PROBLEM TO SOLVE:
Find and return each line containing "JSON".

>> Begin THE DATA

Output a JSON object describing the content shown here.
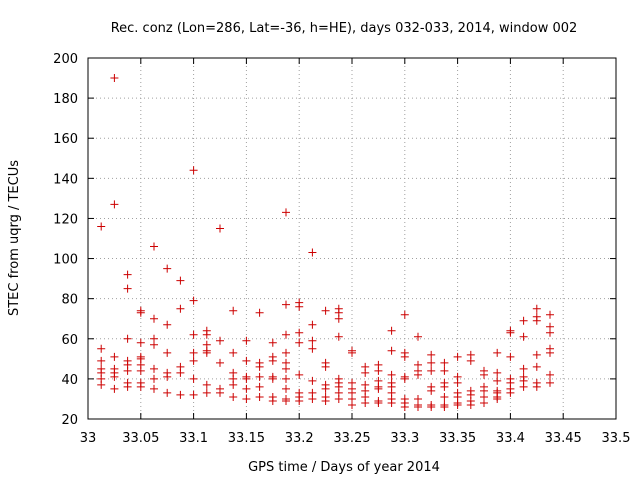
{
  "chart_data": {
    "type": "scatter",
    "title": "Rec. conz (Lon=286, Lat=-36, h=HE), days 032-033, 2014, window 002",
    "xlabel": "GPS time / Days of year 2014",
    "ylabel": "STEC from uqrg / TECUs",
    "xlim": [
      33,
      33.5
    ],
    "ylim": [
      20,
      200
    ],
    "xticks": [
      "33",
      "33.05",
      "33.1",
      "33.15",
      "33.2",
      "33.25",
      "33.3",
      "33.35",
      "33.4",
      "33.45",
      "33.5"
    ],
    "yticks": [
      "20",
      "40",
      "60",
      "80",
      "100",
      "120",
      "140",
      "160",
      "180",
      "200"
    ],
    "grid": true,
    "marker": "plus",
    "marker_color": "#cc0000",
    "series": [
      {
        "name": "",
        "points": [
          [
            33.0125,
            116
          ],
          [
            33.0125,
            55
          ],
          [
            33.0125,
            49
          ],
          [
            33.0125,
            45
          ],
          [
            33.0125,
            43
          ],
          [
            33.0125,
            40
          ],
          [
            33.0125,
            37
          ],
          [
            33.025,
            190
          ],
          [
            33.025,
            127
          ],
          [
            33.025,
            51
          ],
          [
            33.025,
            45
          ],
          [
            33.025,
            43
          ],
          [
            33.025,
            41
          ],
          [
            33.025,
            35
          ],
          [
            33.0375,
            92
          ],
          [
            33.0375,
            85
          ],
          [
            33.0375,
            60
          ],
          [
            33.0375,
            49
          ],
          [
            33.0375,
            47
          ],
          [
            33.0375,
            44
          ],
          [
            33.0375,
            38
          ],
          [
            33.0375,
            36
          ],
          [
            33.05,
            74
          ],
          [
            33.05,
            73
          ],
          [
            33.05,
            58
          ],
          [
            33.05,
            51
          ],
          [
            33.05,
            50
          ],
          [
            33.05,
            47
          ],
          [
            33.05,
            44
          ],
          [
            33.05,
            38
          ],
          [
            33.05,
            36
          ],
          [
            33.0625,
            106
          ],
          [
            33.0625,
            70
          ],
          [
            33.0625,
            60
          ],
          [
            33.0625,
            57
          ],
          [
            33.0625,
            45
          ],
          [
            33.0625,
            40
          ],
          [
            33.0625,
            35
          ],
          [
            33.075,
            95
          ],
          [
            33.075,
            67
          ],
          [
            33.075,
            53
          ],
          [
            33.075,
            43
          ],
          [
            33.075,
            41
          ],
          [
            33.075,
            33
          ],
          [
            33.0875,
            89
          ],
          [
            33.0875,
            75
          ],
          [
            33.0875,
            46
          ],
          [
            33.0875,
            43
          ],
          [
            33.0875,
            32
          ],
          [
            33.1,
            144
          ],
          [
            33.1,
            79
          ],
          [
            33.1,
            62
          ],
          [
            33.1,
            53
          ],
          [
            33.1,
            49
          ],
          [
            33.1,
            40
          ],
          [
            33.1,
            32
          ],
          [
            33.1125,
            64
          ],
          [
            33.1125,
            62
          ],
          [
            33.1125,
            57
          ],
          [
            33.1125,
            54
          ],
          [
            33.1125,
            53
          ],
          [
            33.1125,
            37
          ],
          [
            33.1125,
            33
          ],
          [
            33.125,
            115
          ],
          [
            33.125,
            59
          ],
          [
            33.125,
            48
          ],
          [
            33.125,
            35
          ],
          [
            33.125,
            33
          ],
          [
            33.1375,
            74
          ],
          [
            33.1375,
            53
          ],
          [
            33.1375,
            43
          ],
          [
            33.1375,
            40
          ],
          [
            33.1375,
            37
          ],
          [
            33.1375,
            31
          ],
          [
            33.15,
            59
          ],
          [
            33.15,
            49
          ],
          [
            33.15,
            41
          ],
          [
            33.15,
            40
          ],
          [
            33.15,
            35
          ],
          [
            33.15,
            30
          ],
          [
            33.1625,
            73
          ],
          [
            33.1625,
            48
          ],
          [
            33.1625,
            46
          ],
          [
            33.1625,
            41
          ],
          [
            33.1625,
            36
          ],
          [
            33.1625,
            31
          ],
          [
            33.175,
            58
          ],
          [
            33.175,
            51
          ],
          [
            33.175,
            49
          ],
          [
            33.175,
            41
          ],
          [
            33.175,
            40
          ],
          [
            33.175,
            31
          ],
          [
            33.175,
            29
          ],
          [
            33.1875,
            123
          ],
          [
            33.1875,
            77
          ],
          [
            33.1875,
            62
          ],
          [
            33.1875,
            53
          ],
          [
            33.1875,
            48
          ],
          [
            33.1875,
            45
          ],
          [
            33.1875,
            40
          ],
          [
            33.1875,
            35
          ],
          [
            33.1875,
            30
          ],
          [
            33.1875,
            29
          ],
          [
            33.2,
            78
          ],
          [
            33.2,
            76
          ],
          [
            33.2,
            63
          ],
          [
            33.2,
            58
          ],
          [
            33.2,
            42
          ],
          [
            33.2,
            33
          ],
          [
            33.2,
            31
          ],
          [
            33.2,
            29
          ],
          [
            33.2125,
            103
          ],
          [
            33.2125,
            67
          ],
          [
            33.2125,
            59
          ],
          [
            33.2125,
            55
          ],
          [
            33.2125,
            39
          ],
          [
            33.2125,
            33
          ],
          [
            33.2125,
            30
          ],
          [
            33.225,
            74
          ],
          [
            33.225,
            48
          ],
          [
            33.225,
            46
          ],
          [
            33.225,
            37
          ],
          [
            33.225,
            35
          ],
          [
            33.225,
            31
          ],
          [
            33.225,
            29
          ],
          [
            33.2375,
            75
          ],
          [
            33.2375,
            73
          ],
          [
            33.2375,
            70
          ],
          [
            33.2375,
            61
          ],
          [
            33.2375,
            40
          ],
          [
            33.2375,
            38
          ],
          [
            33.2375,
            36
          ],
          [
            33.2375,
            33
          ],
          [
            33.2375,
            30
          ],
          [
            33.25,
            54
          ],
          [
            33.25,
            53
          ],
          [
            33.25,
            38
          ],
          [
            33.25,
            35
          ],
          [
            33.25,
            33
          ],
          [
            33.25,
            30
          ],
          [
            33.25,
            27
          ],
          [
            33.2625,
            46
          ],
          [
            33.2625,
            43
          ],
          [
            33.2625,
            37
          ],
          [
            33.2625,
            34
          ],
          [
            33.2625,
            31
          ],
          [
            33.2625,
            28
          ],
          [
            33.275,
            47
          ],
          [
            33.275,
            44
          ],
          [
            33.275,
            39
          ],
          [
            33.275,
            36
          ],
          [
            33.275,
            35
          ],
          [
            33.275,
            29
          ],
          [
            33.275,
            28
          ],
          [
            33.2875,
            64
          ],
          [
            33.2875,
            54
          ],
          [
            33.2875,
            42
          ],
          [
            33.2875,
            38
          ],
          [
            33.2875,
            36
          ],
          [
            33.2875,
            33
          ],
          [
            33.2875,
            30
          ],
          [
            33.2875,
            28
          ],
          [
            33.3,
            72
          ],
          [
            33.3,
            53
          ],
          [
            33.3,
            51
          ],
          [
            33.3,
            41
          ],
          [
            33.3,
            40
          ],
          [
            33.3,
            30
          ],
          [
            33.3,
            28
          ],
          [
            33.3,
            26
          ],
          [
            33.3125,
            61
          ],
          [
            33.3125,
            47
          ],
          [
            33.3125,
            44
          ],
          [
            33.3125,
            42
          ],
          [
            33.3125,
            30
          ],
          [
            33.3125,
            27
          ],
          [
            33.3125,
            26
          ],
          [
            33.325,
            52
          ],
          [
            33.325,
            48
          ],
          [
            33.325,
            44
          ],
          [
            33.325,
            36
          ],
          [
            33.325,
            34
          ],
          [
            33.325,
            27
          ],
          [
            33.325,
            26
          ],
          [
            33.3375,
            48
          ],
          [
            33.3375,
            44
          ],
          [
            33.3375,
            38
          ],
          [
            33.3375,
            36
          ],
          [
            33.3375,
            31
          ],
          [
            33.3375,
            27
          ],
          [
            33.3375,
            26
          ],
          [
            33.35,
            51
          ],
          [
            33.35,
            41
          ],
          [
            33.35,
            38
          ],
          [
            33.35,
            33
          ],
          [
            33.35,
            31
          ],
          [
            33.35,
            28
          ],
          [
            33.35,
            27
          ],
          [
            33.3625,
            52
          ],
          [
            33.3625,
            49
          ],
          [
            33.3625,
            34
          ],
          [
            33.3625,
            32
          ],
          [
            33.3625,
            29
          ],
          [
            33.3625,
            27
          ],
          [
            33.375,
            44
          ],
          [
            33.375,
            42
          ],
          [
            33.375,
            36
          ],
          [
            33.375,
            34
          ],
          [
            33.375,
            31
          ],
          [
            33.375,
            28
          ],
          [
            33.3875,
            53
          ],
          [
            33.3875,
            43
          ],
          [
            33.3875,
            39
          ],
          [
            33.3875,
            34
          ],
          [
            33.3875,
            33
          ],
          [
            33.3875,
            31
          ],
          [
            33.3875,
            30
          ],
          [
            33.4,
            64
          ],
          [
            33.4,
            63
          ],
          [
            33.4,
            51
          ],
          [
            33.4,
            40
          ],
          [
            33.4,
            38
          ],
          [
            33.4,
            35
          ],
          [
            33.4,
            33
          ],
          [
            33.4125,
            69
          ],
          [
            33.4125,
            61
          ],
          [
            33.4125,
            45
          ],
          [
            33.4125,
            41
          ],
          [
            33.4125,
            39
          ],
          [
            33.4125,
            36
          ],
          [
            33.425,
            75
          ],
          [
            33.425,
            71
          ],
          [
            33.425,
            69
          ],
          [
            33.425,
            52
          ],
          [
            33.425,
            46
          ],
          [
            33.425,
            38
          ],
          [
            33.425,
            36
          ],
          [
            33.4375,
            72
          ],
          [
            33.4375,
            66
          ],
          [
            33.4375,
            63
          ],
          [
            33.4375,
            55
          ],
          [
            33.4375,
            53
          ],
          [
            33.4375,
            42
          ],
          [
            33.4375,
            38
          ]
        ]
      }
    ]
  }
}
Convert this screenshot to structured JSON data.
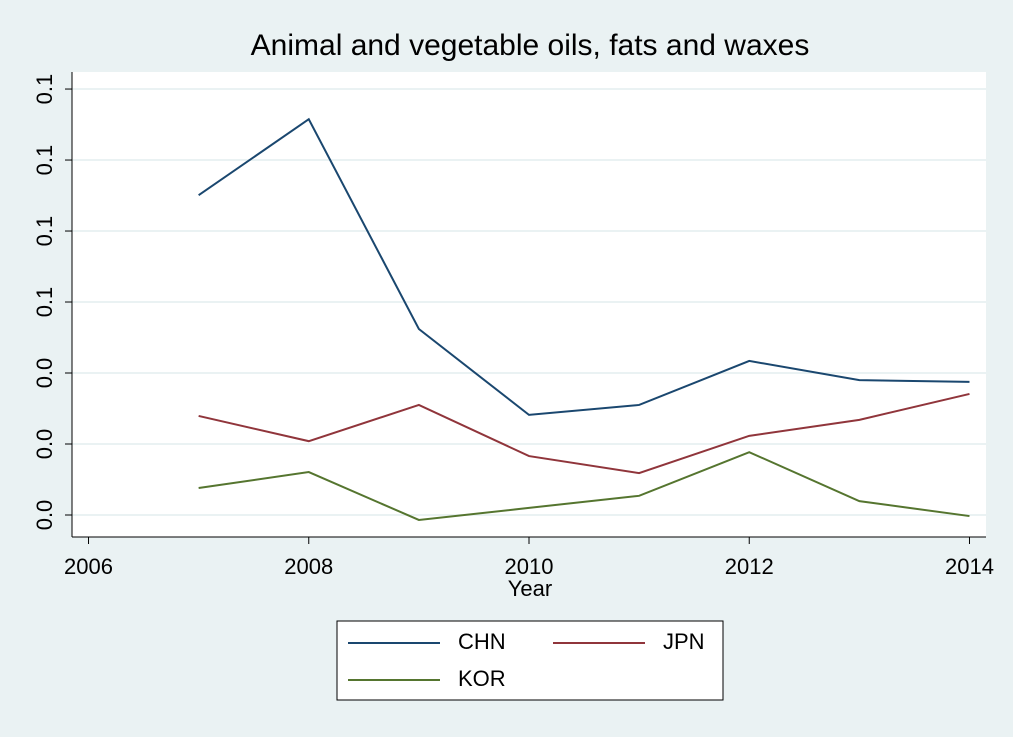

>> End THE DATA

FINAL RESULT:
Output a JSON object describing the content shown here.
Convert this screenshot to structured JSON data.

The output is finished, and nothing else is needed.